- TASKS:
1. Translate this sentence from the passage on Toronto media into Spanish: "In August, Kate Carraway wrote a feature article comparing Toronto's media scene to New York's."
2. In the passage on Toronto media, which three outlets did Carraway call too "safe"?
3. Carry on the passage on Toronto media from its last sentence.

— START OF TEXT —

In August, Kate Carraway wrote a feature article comparing Toronto's media scene to New York's. She bemoaned the lack of "gossip" and "glamour" and Gawker from the city's "junior creative class," faulting Toronto for being "smart" but "gutless" and not "balls-out" enough and "the social world of Toronto media" for being "insidious[ly] boring" and—quoting Jessica Roy, a NYU student who Gawker incidentally all but ate alive—for not being an "elite, nefarious world where people trade intellect like currency." She also called out Torontoist (along with BlogTO and Spacing) for being too "safe," for our "all-consuming earnestness" and because we apparently don't "address this other stuff, this gore, that we need to talk about to be real and relevant." As one of our own staffers put it when we passed the article around the (e-mail) water cooler: "The gore? Do we need a viscera column?"

Though Carraway would later claim that her article was "tight," it really wasn't: it was confusing and confused and, ultimately, wrong. Toronto is not New York—won't ever be and shouldn't try to be—and to look out at Toronto media and fault it not for its shit ethics or shit priorities or shit writing or shit business decisions but because its youngest members aren't the subject of enough gossip seems the wrong fight to pick.

— END OF TEXT —
— START OF ENTRIES SHOWN —

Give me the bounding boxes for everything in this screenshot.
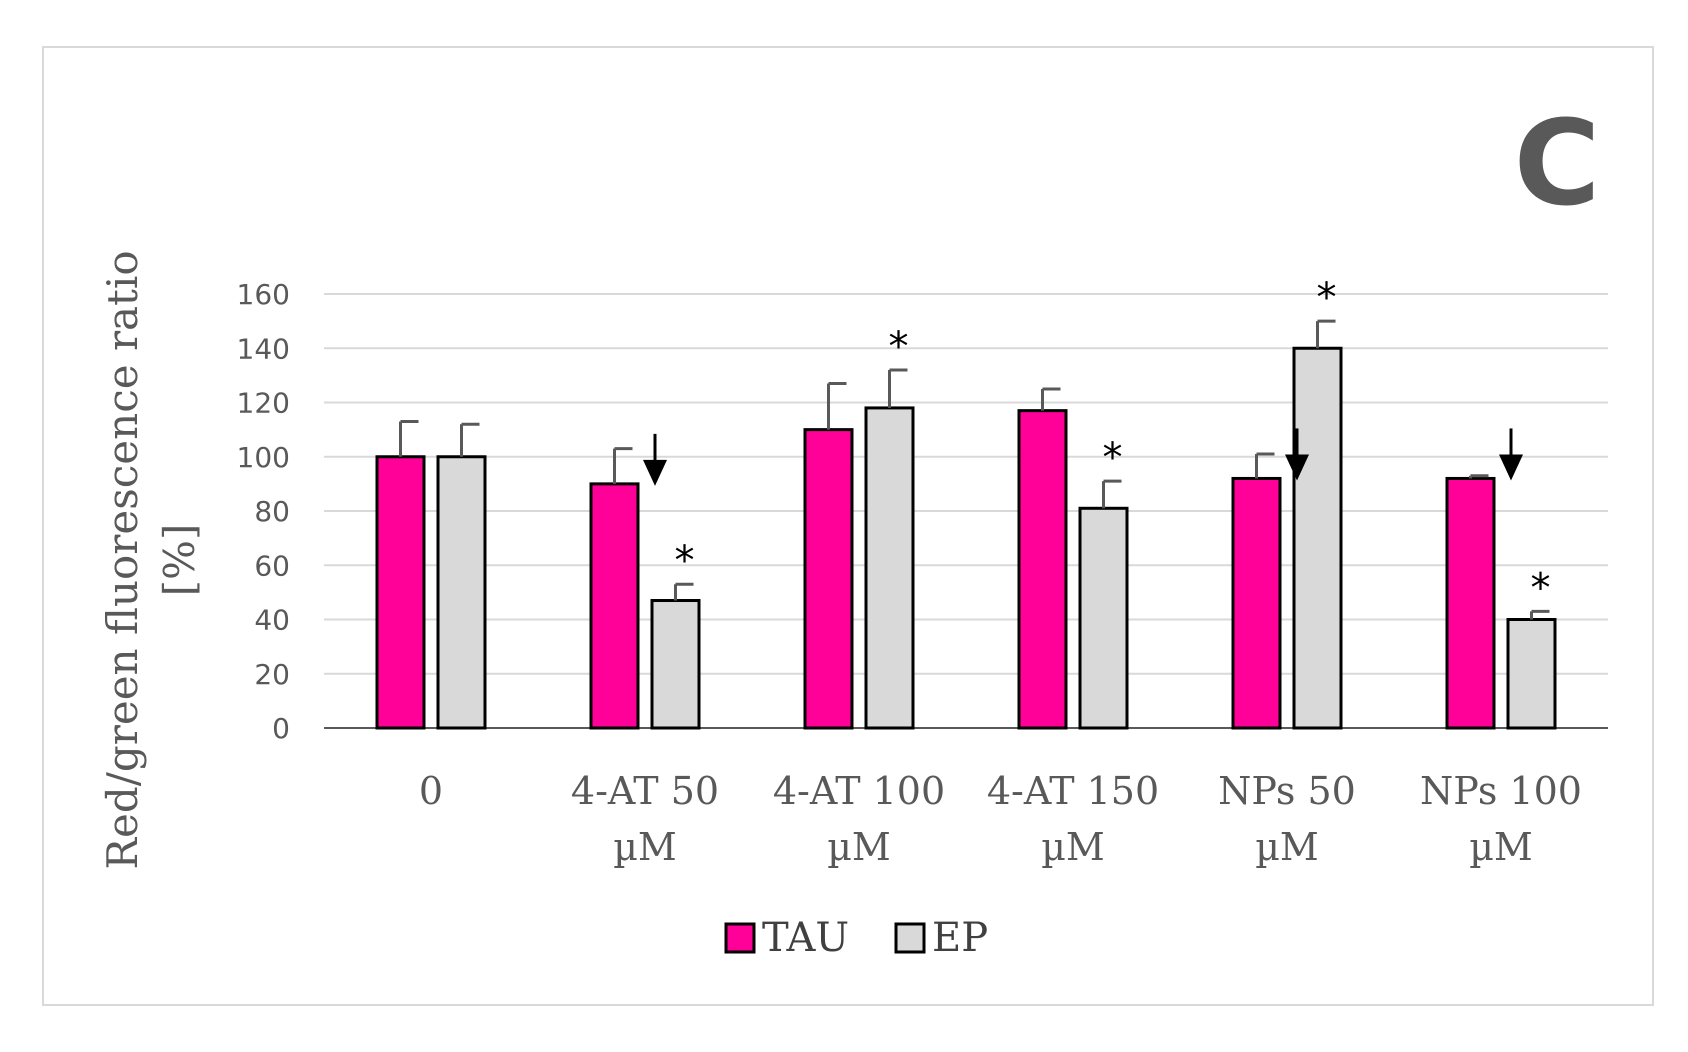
y-tick-label: 140 — [237, 332, 290, 365]
y-tick-label: 80 — [254, 495, 290, 528]
bar-ep — [650, 599, 701, 730]
legend-label-ep: EP — [932, 915, 988, 961]
bar-tau — [375, 455, 426, 730]
y-tick-label: 0 — [272, 712, 290, 745]
down-arrow-icon — [1285, 428, 1309, 481]
x-category-label: µM — [827, 825, 891, 869]
bars — [375, 319, 1557, 730]
legend-label-tau: TAU — [762, 915, 849, 961]
significance-star: * — [889, 324, 909, 370]
bar-tau — [589, 482, 640, 730]
y-tick-label: 40 — [254, 604, 290, 637]
down-arrow-icon — [643, 433, 667, 486]
panel-label: C — [1514, 94, 1601, 232]
arrow-head — [1285, 454, 1309, 481]
bar-ep — [864, 406, 915, 730]
y-tick-label: 160 — [237, 278, 290, 311]
x-category-label: µM — [1469, 825, 1533, 869]
bar-ep — [1078, 506, 1129, 730]
bar-ep — [1292, 346, 1343, 730]
bar-tau — [1231, 476, 1282, 730]
y-axis-unit: [%] — [155, 524, 204, 597]
significance-star: * — [1317, 275, 1337, 321]
arrow-head — [643, 459, 667, 486]
x-category-label: µM — [1255, 825, 1319, 869]
x-category-label: NPs 50 — [1218, 769, 1356, 813]
x-category-label: µM — [1041, 825, 1105, 869]
bar-tau — [1017, 409, 1068, 730]
x-category-label: 4-AT 50 — [571, 769, 719, 813]
y-axis-ticks: 0 20 40 60 80 100 120 140 160 — [237, 278, 290, 745]
significance-star: * — [1103, 435, 1123, 481]
figure-frame — [42, 46, 1654, 1006]
x-category-label: 4-AT 100 — [773, 769, 945, 813]
significance-star: * — [675, 538, 695, 584]
arrow-head — [1499, 454, 1523, 481]
x-category-label: 4-AT 150 — [987, 769, 1159, 813]
bar-ep — [436, 455, 487, 730]
bar-ep — [1506, 618, 1557, 730]
down-arrow-icon — [1499, 428, 1523, 481]
x-category-label: 0 — [419, 769, 443, 813]
x-category-label: NPs 100 — [1420, 769, 1582, 813]
y-tick-label: 120 — [237, 387, 290, 420]
y-tick-label: 100 — [237, 441, 290, 474]
significance-star: * — [1531, 565, 1551, 611]
y-tick-label: 60 — [254, 549, 290, 582]
bar-tau — [1445, 476, 1496, 730]
x-category-label: µM — [613, 825, 677, 869]
x-axis-categories: 0 4-AT 50 µM 4-AT 100 µM 4-AT 150 µM NPs 50 µM NP… — [419, 769, 1582, 869]
bar-tau — [803, 428, 854, 730]
y-axis-label: Red/green fluorescence ratio — [98, 250, 147, 869]
legend-swatch-ep — [894, 922, 926, 954]
legend-swatch-tau — [724, 922, 756, 954]
annotations: * * * * * — [643, 275, 1551, 611]
legend: TAU EP — [724, 915, 988, 961]
y-tick-label: 20 — [254, 658, 290, 691]
gridlines — [324, 293, 1608, 729]
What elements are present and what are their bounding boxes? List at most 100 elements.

— END OF ENTRIES SHOWN —

- RESULTS:
1. En agosto, Kate Carraway escribió un artículo de fondo en el que comparaba el panorama mediático de Toronto con el de Nueva York.

2. Torontoist, BlogTO and Spacing.

3.
Still, she'd get a bit of gore. Gawker responded to Carraway's article by acting all Gawker-y. We responded with dismissiveness. NOW, in the person of web editor (and Torontoist co-founder) Josh Errett, responded by saying that what Carraway described was impossible, because everyone in Toronto is too sensitive, as Torontoist's birth proved. Brett Lamb responded to Errett by saying maybe Errett was too sensitive.

And now Carraway is back, and she's pissed that people misunderstood her wholly muddy original article. To wit: "When I argued for a more significant gossip culture in Toronto’s media scene," she says, and "for more social investment in our publications and jobs" (??), "it was because those things act in service to promote and incite more provocative and better journalism: Gawker et al for content’s sake, not for an endlessly brutal, tail-swallowing clusterfuck." We're pretty sure she's confusing an effect for a cause, but honestly? We barely know what Carraway is talking about anymore, and we're not entirely sure that she does, either. (Why else would she hand over her article for one full paragraph to a rambling and unsurprisingly self-indulgent Leah McLaren?) At least everyone in the conversation so far seems to agree on one thing: Toronto media can certainly do better. We just happen to think it won't get that way by nefariousness—or circle-jerks.

Logo by Gawker, Photoshop by David Topping.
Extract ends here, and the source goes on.